### Records contained in a dataset:
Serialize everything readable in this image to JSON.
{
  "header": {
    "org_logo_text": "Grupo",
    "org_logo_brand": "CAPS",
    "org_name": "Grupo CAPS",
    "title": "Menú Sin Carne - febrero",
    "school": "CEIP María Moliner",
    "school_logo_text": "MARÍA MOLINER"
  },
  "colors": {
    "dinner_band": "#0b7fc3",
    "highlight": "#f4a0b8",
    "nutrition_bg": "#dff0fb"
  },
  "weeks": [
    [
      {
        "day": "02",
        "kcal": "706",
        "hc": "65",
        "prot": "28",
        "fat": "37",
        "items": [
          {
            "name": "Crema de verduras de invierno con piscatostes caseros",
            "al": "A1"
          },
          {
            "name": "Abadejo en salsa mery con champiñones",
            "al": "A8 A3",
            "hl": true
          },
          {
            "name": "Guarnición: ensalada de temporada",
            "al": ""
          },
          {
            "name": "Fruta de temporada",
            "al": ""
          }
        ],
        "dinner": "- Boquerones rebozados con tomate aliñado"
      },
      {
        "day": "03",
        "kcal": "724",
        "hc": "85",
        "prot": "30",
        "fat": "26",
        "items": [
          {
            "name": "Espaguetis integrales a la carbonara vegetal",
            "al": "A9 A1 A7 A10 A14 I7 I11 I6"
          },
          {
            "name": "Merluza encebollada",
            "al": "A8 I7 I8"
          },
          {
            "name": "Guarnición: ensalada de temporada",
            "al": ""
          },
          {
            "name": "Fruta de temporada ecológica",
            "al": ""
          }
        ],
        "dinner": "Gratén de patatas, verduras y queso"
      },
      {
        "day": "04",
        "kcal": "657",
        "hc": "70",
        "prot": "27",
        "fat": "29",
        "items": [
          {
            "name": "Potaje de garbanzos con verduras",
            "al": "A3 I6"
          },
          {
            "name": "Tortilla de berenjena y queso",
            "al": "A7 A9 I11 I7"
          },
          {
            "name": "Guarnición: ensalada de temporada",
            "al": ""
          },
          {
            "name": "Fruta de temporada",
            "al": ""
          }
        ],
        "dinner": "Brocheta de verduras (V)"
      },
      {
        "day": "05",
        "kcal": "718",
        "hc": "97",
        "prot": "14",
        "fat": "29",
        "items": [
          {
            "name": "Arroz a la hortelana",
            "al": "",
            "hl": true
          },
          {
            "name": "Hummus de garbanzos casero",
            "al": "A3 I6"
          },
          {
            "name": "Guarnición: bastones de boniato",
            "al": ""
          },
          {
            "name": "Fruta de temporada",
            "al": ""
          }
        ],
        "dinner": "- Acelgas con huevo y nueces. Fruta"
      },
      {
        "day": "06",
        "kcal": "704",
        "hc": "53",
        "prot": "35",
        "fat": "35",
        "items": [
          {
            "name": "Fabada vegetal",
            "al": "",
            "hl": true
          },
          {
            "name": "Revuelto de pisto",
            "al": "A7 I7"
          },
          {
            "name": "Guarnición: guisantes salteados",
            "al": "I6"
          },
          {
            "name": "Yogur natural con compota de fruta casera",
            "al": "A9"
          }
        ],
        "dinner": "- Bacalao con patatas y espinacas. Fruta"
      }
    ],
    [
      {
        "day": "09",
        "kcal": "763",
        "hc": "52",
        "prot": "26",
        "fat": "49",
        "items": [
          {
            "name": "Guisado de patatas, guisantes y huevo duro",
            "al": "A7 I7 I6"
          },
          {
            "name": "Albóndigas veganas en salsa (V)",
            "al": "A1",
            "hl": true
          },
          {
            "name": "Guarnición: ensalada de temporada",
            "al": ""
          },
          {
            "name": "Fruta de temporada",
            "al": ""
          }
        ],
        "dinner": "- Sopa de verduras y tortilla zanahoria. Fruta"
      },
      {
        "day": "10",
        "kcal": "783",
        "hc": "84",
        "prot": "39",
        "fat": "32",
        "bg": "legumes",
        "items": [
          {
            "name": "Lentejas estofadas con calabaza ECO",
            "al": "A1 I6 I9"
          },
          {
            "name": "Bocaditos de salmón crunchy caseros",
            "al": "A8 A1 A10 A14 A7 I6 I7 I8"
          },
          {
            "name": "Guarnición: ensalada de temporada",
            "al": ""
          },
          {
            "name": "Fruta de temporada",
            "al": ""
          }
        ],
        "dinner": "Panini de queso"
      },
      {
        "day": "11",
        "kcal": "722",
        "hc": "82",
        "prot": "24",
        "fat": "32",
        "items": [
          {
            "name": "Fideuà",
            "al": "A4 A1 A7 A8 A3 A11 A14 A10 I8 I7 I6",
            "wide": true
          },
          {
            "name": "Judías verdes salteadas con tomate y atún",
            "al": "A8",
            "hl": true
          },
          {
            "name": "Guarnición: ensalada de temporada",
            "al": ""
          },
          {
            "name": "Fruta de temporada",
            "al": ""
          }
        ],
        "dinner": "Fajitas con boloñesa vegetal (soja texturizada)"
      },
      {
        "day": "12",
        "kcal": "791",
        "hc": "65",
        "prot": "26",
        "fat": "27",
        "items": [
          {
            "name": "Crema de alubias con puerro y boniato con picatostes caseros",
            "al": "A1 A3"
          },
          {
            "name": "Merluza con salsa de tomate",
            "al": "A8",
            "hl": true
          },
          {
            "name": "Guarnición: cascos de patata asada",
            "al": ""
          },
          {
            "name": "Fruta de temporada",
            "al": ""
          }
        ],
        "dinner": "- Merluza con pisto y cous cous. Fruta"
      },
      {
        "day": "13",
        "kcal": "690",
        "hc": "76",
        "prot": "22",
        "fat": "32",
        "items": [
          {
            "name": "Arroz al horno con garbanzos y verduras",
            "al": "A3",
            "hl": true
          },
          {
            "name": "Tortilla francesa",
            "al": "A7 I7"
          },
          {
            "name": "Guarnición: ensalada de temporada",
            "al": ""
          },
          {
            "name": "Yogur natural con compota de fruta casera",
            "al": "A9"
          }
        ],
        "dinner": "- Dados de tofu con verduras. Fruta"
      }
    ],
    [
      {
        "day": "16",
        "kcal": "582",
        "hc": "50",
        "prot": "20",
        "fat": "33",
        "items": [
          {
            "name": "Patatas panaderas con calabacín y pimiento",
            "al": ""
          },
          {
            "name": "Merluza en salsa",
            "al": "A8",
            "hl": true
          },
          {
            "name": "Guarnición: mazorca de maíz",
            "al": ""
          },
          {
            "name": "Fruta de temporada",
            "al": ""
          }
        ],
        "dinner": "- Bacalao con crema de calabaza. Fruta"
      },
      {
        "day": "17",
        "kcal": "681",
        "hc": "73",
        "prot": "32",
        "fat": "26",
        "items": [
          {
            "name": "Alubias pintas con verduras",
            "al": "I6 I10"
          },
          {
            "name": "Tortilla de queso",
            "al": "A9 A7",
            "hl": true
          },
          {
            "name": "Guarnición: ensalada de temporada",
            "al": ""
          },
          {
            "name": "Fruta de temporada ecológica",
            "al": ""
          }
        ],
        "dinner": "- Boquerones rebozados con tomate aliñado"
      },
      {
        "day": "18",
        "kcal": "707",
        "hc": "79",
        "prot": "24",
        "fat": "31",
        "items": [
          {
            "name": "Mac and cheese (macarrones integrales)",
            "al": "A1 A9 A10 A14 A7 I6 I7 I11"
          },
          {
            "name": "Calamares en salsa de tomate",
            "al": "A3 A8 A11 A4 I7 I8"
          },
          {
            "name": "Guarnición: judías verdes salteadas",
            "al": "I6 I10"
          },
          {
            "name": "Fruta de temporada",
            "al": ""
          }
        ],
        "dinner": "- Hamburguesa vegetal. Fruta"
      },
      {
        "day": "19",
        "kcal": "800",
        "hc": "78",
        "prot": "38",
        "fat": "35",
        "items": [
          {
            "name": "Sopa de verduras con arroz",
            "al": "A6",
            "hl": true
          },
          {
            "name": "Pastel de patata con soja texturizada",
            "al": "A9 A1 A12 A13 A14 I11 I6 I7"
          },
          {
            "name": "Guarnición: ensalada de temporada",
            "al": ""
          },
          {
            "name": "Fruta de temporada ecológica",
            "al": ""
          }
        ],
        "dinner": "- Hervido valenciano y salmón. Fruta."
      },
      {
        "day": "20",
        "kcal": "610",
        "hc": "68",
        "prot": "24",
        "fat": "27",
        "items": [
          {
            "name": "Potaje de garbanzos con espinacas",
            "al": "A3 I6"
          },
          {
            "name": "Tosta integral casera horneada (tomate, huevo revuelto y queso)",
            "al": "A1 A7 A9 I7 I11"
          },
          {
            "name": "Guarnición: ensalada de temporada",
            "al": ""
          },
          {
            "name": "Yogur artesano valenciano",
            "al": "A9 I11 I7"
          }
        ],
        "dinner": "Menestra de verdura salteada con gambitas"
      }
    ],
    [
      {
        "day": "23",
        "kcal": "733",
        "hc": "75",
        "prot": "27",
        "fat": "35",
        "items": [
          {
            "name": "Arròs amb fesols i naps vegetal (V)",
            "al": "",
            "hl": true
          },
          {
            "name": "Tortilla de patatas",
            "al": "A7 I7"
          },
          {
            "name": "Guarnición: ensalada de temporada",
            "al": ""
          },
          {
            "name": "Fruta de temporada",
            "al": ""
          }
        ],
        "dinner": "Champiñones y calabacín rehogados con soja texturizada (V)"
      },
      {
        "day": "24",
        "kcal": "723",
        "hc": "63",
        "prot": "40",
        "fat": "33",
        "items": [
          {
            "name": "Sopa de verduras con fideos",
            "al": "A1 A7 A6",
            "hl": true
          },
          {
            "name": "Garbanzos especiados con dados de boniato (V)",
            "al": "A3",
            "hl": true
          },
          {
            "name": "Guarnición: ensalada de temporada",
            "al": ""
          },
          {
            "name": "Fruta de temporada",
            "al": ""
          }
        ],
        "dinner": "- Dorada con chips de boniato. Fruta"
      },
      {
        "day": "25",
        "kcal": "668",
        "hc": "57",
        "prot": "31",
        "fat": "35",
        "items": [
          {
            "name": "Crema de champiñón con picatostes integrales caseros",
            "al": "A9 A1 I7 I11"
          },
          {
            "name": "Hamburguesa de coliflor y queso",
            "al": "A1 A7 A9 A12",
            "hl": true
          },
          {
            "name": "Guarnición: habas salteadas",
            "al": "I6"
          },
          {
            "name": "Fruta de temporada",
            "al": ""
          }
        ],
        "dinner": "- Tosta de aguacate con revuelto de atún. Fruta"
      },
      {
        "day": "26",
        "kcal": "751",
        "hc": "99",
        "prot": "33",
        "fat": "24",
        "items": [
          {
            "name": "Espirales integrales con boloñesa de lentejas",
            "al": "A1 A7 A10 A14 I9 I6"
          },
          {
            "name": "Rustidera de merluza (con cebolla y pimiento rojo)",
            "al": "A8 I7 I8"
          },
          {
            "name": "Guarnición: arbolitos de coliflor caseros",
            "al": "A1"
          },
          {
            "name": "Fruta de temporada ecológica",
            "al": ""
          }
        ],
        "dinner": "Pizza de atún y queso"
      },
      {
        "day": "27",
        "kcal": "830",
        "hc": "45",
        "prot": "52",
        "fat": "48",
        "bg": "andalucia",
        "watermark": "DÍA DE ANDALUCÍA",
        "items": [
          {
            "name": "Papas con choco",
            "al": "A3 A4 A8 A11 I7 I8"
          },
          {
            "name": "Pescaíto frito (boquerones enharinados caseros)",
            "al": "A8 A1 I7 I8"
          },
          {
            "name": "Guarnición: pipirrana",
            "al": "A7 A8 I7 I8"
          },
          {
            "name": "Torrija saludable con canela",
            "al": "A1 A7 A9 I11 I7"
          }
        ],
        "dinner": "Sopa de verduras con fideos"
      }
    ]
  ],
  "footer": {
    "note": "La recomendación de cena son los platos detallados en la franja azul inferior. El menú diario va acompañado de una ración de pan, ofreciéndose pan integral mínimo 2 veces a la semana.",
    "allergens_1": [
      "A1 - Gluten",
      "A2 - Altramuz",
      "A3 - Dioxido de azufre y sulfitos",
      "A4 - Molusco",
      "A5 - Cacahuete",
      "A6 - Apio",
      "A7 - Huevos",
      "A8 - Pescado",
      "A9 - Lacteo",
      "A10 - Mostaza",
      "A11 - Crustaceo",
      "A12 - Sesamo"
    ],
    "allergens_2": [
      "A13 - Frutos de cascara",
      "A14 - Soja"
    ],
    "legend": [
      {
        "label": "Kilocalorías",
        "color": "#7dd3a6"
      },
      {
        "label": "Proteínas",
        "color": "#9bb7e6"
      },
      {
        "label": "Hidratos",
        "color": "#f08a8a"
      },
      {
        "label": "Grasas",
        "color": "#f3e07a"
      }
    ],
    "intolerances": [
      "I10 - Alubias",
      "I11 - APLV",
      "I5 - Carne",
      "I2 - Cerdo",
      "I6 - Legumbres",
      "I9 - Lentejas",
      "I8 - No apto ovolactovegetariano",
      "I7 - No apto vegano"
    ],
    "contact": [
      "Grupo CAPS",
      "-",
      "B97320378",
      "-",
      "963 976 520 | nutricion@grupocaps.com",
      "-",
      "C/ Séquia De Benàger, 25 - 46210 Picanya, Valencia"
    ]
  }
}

### WHAT THE TASK ASKS:
Look through the entries above and count each line holding "pisto"; report the count alone.

### TASK OUTPUT:
2